Set task A:
Answer these from the text on the 2022 frog data challenge:
(i) What is the Level 1 tool called?
(ii) Which three countries does Level 2 cover?
(iii) Where may datasets for Level 3 be drawn from?
Set task B:
Extend the text on the 2022 frog data challenge past its final sentence.

Build a computational model that can predict the count of frogs for a specific location.

July 09, 2022 · 37 mins read

Results


Level 3 Challenge : Global Winner

Article

Overview


The 2022 Better Working World Data Challenge (BWWDC), aims to tackle some of the world’s biggest environmental and climate change problems. Now in its third year, the competition is split into 3 related challenges :

  • Level 1 : Local Frog Discovery Tool
    • Build a computational model to identify the occurrence of frogs for a single location using a single data source
  • Level 2 : Global Frog Discovery Tool
    • Build a species distribution model to identify the occurrence of 9 frog species across Australia, Costa Rica, and South Africa using a variety of open-source geospatial datasets
  • Level 3 : Frog Counting Tool

Level 3 of the challenge, unlike the previous 2 allows for a lot of freedom in crafting the solution since you are free to use any dataset available on Microsoft’s Planetary Computer Data Catalog.

There are a few important points to take note as well :

  1. Only climatic variables can be used.

Records:
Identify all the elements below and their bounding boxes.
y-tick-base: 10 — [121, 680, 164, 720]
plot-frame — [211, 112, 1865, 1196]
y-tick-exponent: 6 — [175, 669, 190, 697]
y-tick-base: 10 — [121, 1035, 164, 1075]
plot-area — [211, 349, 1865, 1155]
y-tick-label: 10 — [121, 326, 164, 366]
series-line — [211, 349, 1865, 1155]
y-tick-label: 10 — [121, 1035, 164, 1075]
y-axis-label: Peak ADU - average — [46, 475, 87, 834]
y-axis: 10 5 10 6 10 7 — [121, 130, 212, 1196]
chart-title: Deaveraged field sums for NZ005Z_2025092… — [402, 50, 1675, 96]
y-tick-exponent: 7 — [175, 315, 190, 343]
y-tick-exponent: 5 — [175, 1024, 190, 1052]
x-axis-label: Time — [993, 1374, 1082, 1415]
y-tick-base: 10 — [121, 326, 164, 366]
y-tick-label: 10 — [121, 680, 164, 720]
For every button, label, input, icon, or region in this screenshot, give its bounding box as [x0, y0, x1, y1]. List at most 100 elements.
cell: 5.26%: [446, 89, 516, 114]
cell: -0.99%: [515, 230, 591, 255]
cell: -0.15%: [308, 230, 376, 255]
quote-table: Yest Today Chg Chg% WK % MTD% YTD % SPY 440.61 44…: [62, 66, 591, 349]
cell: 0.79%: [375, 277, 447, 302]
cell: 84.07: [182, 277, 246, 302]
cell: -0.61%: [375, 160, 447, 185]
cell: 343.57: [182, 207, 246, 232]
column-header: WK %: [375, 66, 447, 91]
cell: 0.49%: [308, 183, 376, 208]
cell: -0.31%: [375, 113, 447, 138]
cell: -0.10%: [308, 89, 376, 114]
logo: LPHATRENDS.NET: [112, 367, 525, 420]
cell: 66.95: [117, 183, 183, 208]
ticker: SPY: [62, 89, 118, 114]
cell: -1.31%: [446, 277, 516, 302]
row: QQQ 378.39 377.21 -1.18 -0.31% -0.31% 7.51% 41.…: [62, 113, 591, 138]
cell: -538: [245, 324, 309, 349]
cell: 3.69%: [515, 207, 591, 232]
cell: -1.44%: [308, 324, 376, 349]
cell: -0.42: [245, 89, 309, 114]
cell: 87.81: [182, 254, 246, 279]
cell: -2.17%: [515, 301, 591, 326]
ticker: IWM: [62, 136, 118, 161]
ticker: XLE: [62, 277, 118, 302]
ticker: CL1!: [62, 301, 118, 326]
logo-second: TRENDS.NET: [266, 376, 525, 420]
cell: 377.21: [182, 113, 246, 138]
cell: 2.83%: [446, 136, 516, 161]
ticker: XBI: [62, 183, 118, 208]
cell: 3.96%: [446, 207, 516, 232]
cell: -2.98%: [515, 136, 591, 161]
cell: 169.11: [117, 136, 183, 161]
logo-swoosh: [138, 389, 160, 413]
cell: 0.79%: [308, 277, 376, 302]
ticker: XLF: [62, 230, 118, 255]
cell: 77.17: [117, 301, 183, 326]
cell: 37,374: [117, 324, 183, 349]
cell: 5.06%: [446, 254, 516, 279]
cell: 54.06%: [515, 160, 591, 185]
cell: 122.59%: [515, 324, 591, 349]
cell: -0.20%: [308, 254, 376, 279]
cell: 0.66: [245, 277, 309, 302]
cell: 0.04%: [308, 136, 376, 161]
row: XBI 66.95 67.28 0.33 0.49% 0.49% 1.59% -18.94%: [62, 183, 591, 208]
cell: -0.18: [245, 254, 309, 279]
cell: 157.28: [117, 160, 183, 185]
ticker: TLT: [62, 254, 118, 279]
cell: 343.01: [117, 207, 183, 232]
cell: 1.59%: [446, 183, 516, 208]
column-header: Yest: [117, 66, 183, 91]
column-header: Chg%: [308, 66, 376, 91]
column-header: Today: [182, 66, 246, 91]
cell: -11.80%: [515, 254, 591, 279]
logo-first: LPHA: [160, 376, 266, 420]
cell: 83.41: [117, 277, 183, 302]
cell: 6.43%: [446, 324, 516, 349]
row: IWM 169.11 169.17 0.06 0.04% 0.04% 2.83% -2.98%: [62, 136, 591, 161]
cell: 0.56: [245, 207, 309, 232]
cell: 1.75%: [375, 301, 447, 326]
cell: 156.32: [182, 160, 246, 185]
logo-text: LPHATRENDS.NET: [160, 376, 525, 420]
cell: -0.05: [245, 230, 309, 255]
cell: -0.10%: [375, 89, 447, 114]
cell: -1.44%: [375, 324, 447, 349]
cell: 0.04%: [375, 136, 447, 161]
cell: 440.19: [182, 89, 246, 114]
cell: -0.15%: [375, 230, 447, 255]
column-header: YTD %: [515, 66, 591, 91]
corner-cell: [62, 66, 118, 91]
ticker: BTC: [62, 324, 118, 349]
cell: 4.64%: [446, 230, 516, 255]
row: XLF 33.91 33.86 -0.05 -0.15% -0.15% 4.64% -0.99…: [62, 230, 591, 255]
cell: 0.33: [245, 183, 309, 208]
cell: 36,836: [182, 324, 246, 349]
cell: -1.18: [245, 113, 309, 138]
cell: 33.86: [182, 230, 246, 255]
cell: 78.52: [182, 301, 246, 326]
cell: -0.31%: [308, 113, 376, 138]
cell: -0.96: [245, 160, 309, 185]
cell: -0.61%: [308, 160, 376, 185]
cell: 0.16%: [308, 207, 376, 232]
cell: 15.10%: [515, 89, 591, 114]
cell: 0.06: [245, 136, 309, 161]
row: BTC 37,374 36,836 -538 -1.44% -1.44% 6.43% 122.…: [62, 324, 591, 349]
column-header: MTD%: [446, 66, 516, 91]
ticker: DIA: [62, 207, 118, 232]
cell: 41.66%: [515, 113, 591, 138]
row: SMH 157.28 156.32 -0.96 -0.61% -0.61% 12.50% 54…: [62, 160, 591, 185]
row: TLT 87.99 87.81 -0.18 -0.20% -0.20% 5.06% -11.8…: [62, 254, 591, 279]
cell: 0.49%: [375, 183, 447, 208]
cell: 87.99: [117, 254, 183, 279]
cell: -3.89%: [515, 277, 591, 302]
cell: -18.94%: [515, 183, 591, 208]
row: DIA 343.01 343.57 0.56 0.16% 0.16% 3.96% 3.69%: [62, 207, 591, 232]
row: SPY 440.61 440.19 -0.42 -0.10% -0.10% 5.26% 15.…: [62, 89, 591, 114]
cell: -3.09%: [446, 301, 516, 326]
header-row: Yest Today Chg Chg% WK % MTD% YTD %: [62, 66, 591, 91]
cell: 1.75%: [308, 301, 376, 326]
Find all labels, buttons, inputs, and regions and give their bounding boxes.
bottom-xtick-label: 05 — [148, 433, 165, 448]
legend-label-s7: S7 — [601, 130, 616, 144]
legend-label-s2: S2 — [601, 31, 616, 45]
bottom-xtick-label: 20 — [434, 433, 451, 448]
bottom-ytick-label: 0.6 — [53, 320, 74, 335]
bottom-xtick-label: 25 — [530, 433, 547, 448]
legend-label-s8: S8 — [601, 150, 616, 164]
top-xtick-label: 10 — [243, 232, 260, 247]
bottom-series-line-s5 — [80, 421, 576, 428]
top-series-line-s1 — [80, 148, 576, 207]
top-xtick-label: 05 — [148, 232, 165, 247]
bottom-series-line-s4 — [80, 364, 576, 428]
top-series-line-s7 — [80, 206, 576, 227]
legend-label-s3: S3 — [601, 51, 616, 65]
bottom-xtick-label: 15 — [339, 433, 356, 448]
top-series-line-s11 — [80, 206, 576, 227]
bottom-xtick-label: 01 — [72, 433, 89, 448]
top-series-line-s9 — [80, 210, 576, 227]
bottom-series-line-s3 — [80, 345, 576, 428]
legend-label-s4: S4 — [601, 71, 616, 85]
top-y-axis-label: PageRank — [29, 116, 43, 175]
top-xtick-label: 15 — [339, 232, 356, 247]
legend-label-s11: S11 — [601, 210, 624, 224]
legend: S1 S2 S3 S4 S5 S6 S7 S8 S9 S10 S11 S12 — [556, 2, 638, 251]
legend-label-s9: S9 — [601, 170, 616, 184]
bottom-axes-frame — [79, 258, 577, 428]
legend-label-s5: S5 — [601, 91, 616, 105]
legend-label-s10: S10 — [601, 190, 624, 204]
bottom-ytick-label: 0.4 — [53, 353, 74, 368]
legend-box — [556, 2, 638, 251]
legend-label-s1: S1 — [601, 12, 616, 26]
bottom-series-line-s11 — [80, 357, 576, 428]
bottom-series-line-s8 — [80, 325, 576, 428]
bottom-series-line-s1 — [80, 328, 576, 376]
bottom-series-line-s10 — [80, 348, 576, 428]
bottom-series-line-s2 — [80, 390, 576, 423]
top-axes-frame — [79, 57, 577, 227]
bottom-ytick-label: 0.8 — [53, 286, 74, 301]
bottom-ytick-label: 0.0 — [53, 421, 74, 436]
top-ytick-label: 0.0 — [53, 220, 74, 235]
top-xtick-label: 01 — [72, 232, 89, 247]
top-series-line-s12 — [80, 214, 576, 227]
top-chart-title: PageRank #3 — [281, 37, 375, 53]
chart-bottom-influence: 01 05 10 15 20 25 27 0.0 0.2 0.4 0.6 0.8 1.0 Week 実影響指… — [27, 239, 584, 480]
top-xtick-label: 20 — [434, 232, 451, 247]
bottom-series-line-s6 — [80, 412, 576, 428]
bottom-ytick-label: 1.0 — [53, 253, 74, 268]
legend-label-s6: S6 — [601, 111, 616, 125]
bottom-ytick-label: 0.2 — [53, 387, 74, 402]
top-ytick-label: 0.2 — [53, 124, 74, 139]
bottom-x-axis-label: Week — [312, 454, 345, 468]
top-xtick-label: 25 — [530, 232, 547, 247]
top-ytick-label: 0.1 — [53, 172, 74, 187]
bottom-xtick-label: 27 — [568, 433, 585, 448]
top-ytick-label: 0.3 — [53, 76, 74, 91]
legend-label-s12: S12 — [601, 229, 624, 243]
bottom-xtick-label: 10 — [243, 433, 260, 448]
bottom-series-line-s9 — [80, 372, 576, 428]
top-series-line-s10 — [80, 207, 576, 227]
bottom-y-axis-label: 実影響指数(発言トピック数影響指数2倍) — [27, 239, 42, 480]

Exercise response A:
(i) Local Frog Discovery Tool
(ii) Australia, Costa Rica, and South Africa
(iii) Microsoft's Planetary Computer Data Catalog

Exercise response B:
  2. You are to build a single model that is able to generalise to differemt climatic conditions in different areas.

I will briefly describe some of the ideas I went through below.


Understanding the Problem


Click Here to go to the Challenge 3 Webpage

The aim of this challenge is to build a Regression model that is well generalised and able to accurately represent the range of distribution of frogs.

The challenge utilises F1-score as its Evaluation Metric. Initially, it is difficult to understand how F1-score is calculated for the regression problem. I hypothesised it checked if the predictions were within a range (leeway) from the actual value and if it was, it was considered a correct prediction, otherwise, it would have been taken as an incorrect prediction.

There could be many reasons to which why this method of evaluation was chosen but I believe it was because the organisers wanted to ensure the consistency of predictions (increase penalty for outliers), which is rather similar to why Mean Absolute Error (MAE) is sometimes switched out for Mean Squared Error (MSE) to somewhat achieve a similar effect (Although they are inherently different).

Before any work is done, it is mandatory to ensure the random seed is standardised.

import random
import os
import numpy as np
import tensorflow as tf

def seed_everything(seed=2022):
    random.seed(seed)
    os.environ['PYTHONHASHSEED'] = str(seed)
    np.random.seed(seed)
    os.environ['TF_CUDNN_DETERMINISTIC'] = str(seed)
    tf.random.set_seed(seed)
    
seed_everything()


Data Processing and Data Analysis


The initial Data provided is a collection of individual frog count occurrences over the past few decades. A snippet of the processed Dataframe can be seen below.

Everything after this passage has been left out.